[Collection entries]
= = = =

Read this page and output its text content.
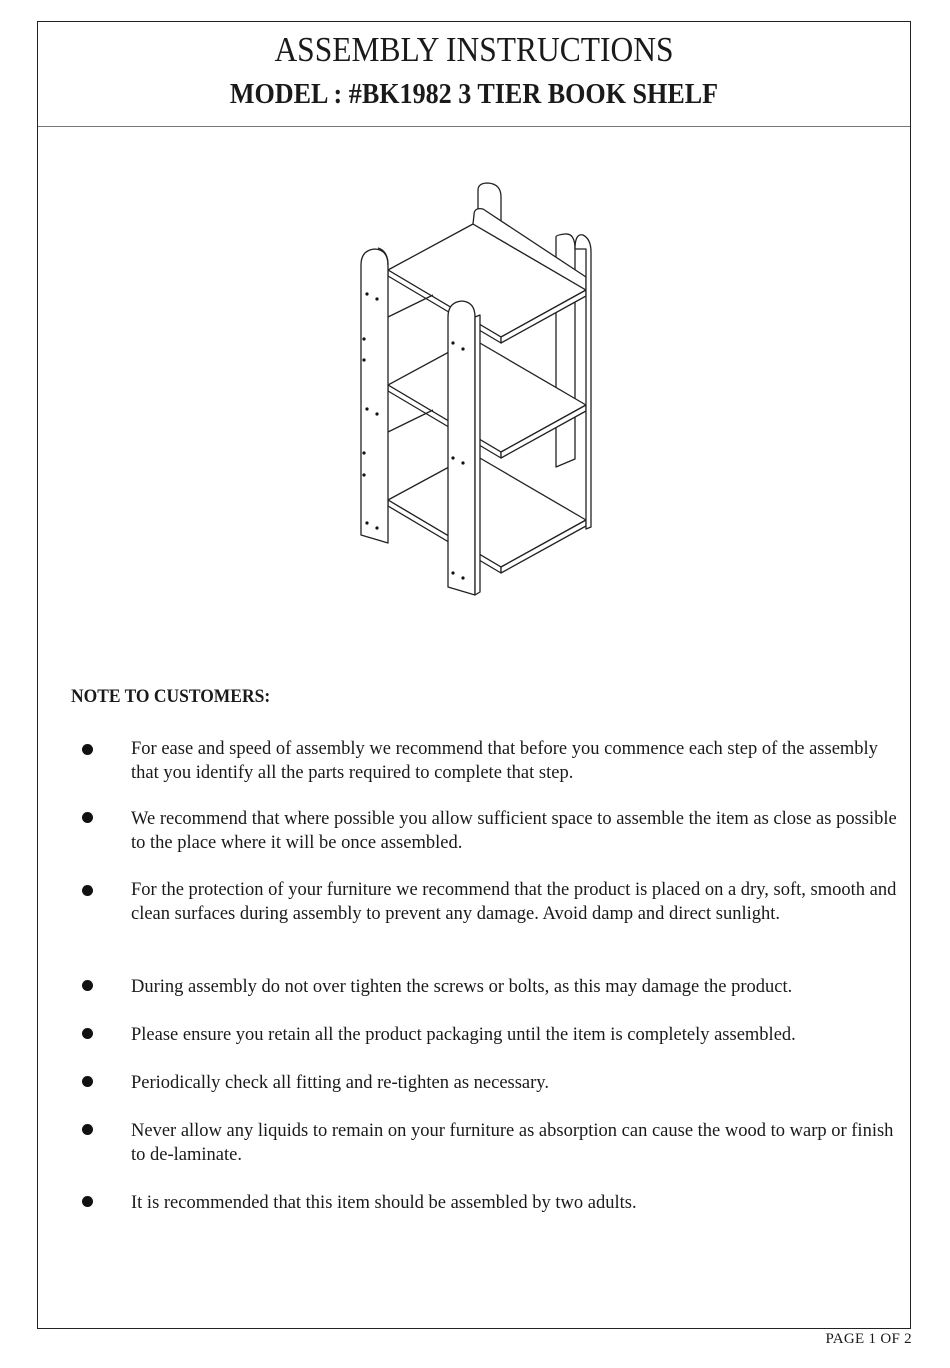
ASSEMBLY INSTRUCTIONS
MODEL : #BK1982 3 TIER BOOK SHELF
NOTE TO CUSTOMERS:
For ease and speed of assembly we recommend that before you commence each step of the assembly that you identify all the parts required to complete that step.
We recommend that where possible you allow sufficient space to assemble the item as close as possible to the place where it will be once assembled.
For the protection of your furniture we recommend that the product is placed on a dry, soft, smooth and clean surfaces during assembly to prevent any damage. Avoid damp and direct sunlight.
During assembly do not over tighten the screws or bolts, as this may damage the product.
Please ensure you retain all the product packaging until the item is completely assembled.
Periodically check all fitting and re-tighten as necessary.
Never allow any liquids to remain on your furniture as absorption can cause the wood to warp or finish to de-laminate.
It is recommended that this item should be assembled by two adults.
PAGE 1 OF 2
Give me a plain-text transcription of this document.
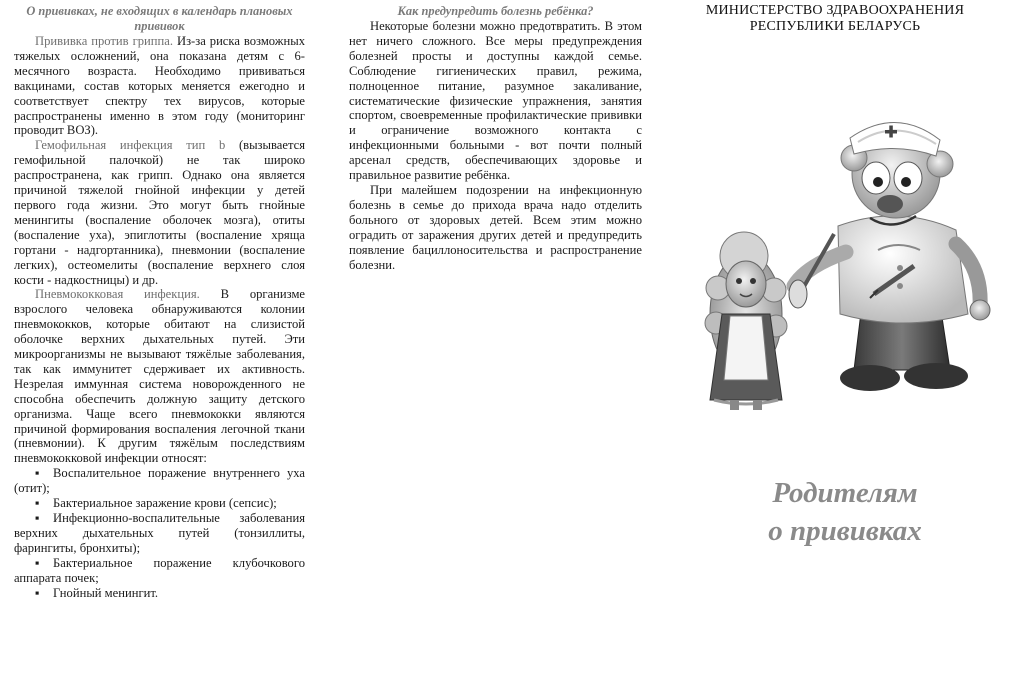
О прививках, не входящих в календарь плановых прививок

Прививка против гриппа. Из-за риска возможных тяжелых осложнений, она показана детям с 6-месячного возраста. Необходимо прививаться вакцинами, состав которых меняется ежегодно и соответствует спектру тех вирусов, которые распространены именно в этом году (мониторинг проводит ВОЗ).

Гемофильная инфекция тип b (вызывается гемофильной палочкой) не так широко распространена, как грипп. Однако она является причиной тяжелой гнойной инфекции у детей первого года жизни. Это могут быть гнойные менингиты (воспаление оболочек мозга), отиты (воспаление уха), эпиглотиты (воспаление хряща гортани - надгортанника), пневмонии (воспаление легких), остеомелиты (воспаление верхнего слоя кости - надкостницы) и др.

Пневмококковая инфекция. В организме взрослого человека обнаруживаются колонии пневмококков, которые обитают на слизистой оболочке верхних дыхательных путей. Эти микроорганизмы не вызывают тяжёлые заболевания, так как иммунитет сдерживает их активность. Незрелая иммунная система новорожденного не способна обеспечить должную защиту детского организма. Чаще всего пневмококки являются причиной формирования воспаления легочной ткани (пневмонии). К другим тяжёлым последствиям пневмококковой инфекции относят:

▪ Воспалительное поражение внутреннего уха (отит);
▪ Бактериальное заражение крови (сепсис);
▪ Инфекционно-воспалительные заболевания верхних дыхательных путей (тонзиллиты, фарингиты, бронхиты);
▪ Бактериальное поражение клубочкового аппарата почек;
▪ Гнойный менингит.
Как предупредить болезнь ребёнка?

Некоторые болезни можно предотвратить. В этом нет ничего сложного. Все меры предупреждения болезней просты и доступны каждой семье. Соблюдение гигиенических правил, режима, полноценное питание, разумное закаливание, систематические физические упражнения, занятия спортом, своевременные профилактические прививки и ограничение возможного контакта с инфекционными больными - вот почти полный арсенал средств, обеспечивающих здоровье и правильное развитие ребёнка.

При малейшем подозрении на инфекционную болезнь в семье до прихода врача надо отделить больного от здоровых детей. Всем этим можно оградить от заражения других детей и предупредить появление бациллоносительства и распространение болезни.

МИНИСТЕРСТВО ЗДРАВООХРАНЕНИЯ
РЕСПУБЛИКИ БЕЛАРУСЬ
Родителям
о прививках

= = = =

## [DESCRIPTION OF THE TASK]
Leave images out of the retyped records; keep all else exact.

## [SOLUTION]
Read this page and output its text content.
ASSEMBLY INSTRUCTIONS
MODEL : #BK1982 3 TIER BOOK SHELF
NOTE TO CUSTOMERS:
For ease and speed of assembly we recommend that before you commence each step of the assembly that you identify all the parts required to complete that step.
We recommend that where possible you allow sufficient space to assemble the item as close as possible to the place where it will be once assembled.
For the protection of your furniture we recommend that the product is placed on a dry, soft, smooth and clean surfaces during assembly to prevent any damage. Avoid damp and direct sunlight.
During assembly do not over tighten the screws or bolts, as this may damage the product.
Please ensure you retain all the product packaging until the item is completely assembled.
Periodically check all fitting and re-tighten as necessary.
Never allow any liquids to remain on your furniture as absorption can cause the wood to warp or finish to de-laminate.
It is recommended that this item should be assembled by two adults.
PAGE 1 OF 2
Give me a plain-text transcription of this document.
О прививках, не входящих в календарь плановых прививок

Прививка против гриппа. Из-за риска возможных тяжелых осложнений, она показана детям с 6-месячного возраста. Необходимо прививаться вакцинами, состав которых меняется ежегодно и соответствует спектру тех вирусов, которые распространены именно в этом году (мониторинг проводит ВОЗ).

Гемофильная инфекция тип b (вызывается гемофильной палочкой) не так широко распространена, как грипп. Однако она является причиной тяжелой гнойной инфекции у детей первого года жизни. Это могут быть гнойные менингиты (воспаление оболочек мозга), отиты (воспаление уха), эпиглотиты (воспаление хряща гортани - надгортанника), пневмонии (воспаление легких), остеомелиты (воспаление верхнего слоя кости - надкостницы) и др.

Пневмококковая инфекция. В организме взрослого человека обнаруживаются колонии пневмококков, которые обитают на слизистой оболочке верхних дыхательных путей. Эти микроорганизмы не вызывают тяжёлые заболевания, так как иммунитет сдерживает их активность. Незрелая иммунная система новорожденного не способна обеспечить должную защиту детского организма. Чаще всего пневмококки являются причиной формирования воспаления легочной ткани (пневмонии). К другим тяжёлым последствиям пневмококковой инфекции относят:

▪ Воспалительное поражение внутреннего уха (отит);
▪ Бактериальное заражение крови (сепсис);
▪ Инфекционно-воспалительные заболевания верхних дыхательных путей (тонзиллиты, фарингиты, бронхиты);
▪ Бактериальное поражение клубочкового аппарата почек;
▪ Гнойный менингит.
Как предупредить болезнь ребёнка?

Некоторые болезни можно предотвратить. В этом нет ничего сложного. Все меры предупреждения болезней просты и доступны каждой семье. Соблюдение гигиенических правил, режима, полноценное питание, разумное закаливание, систематические физические упражнения, занятия спортом, своевременные профилактические прививки и ограничение возможного контакта с инфекционными больными - вот почти полный арсенал средств, обеспечивающих здоровье и правильное развитие ребёнка.

При малейшем подозрении на инфекционную болезнь в семье до прихода врача надо отделить больного от здоровых детей. Всем этим можно оградить от заражения других детей и предупредить появление бациллоносительства и распространение болезни.

МИНИСТЕРСТВО ЗДРАВООХРАНЕНИЯ
РЕСПУБЛИКИ БЕЛАРУСЬ
Родителям
о прививках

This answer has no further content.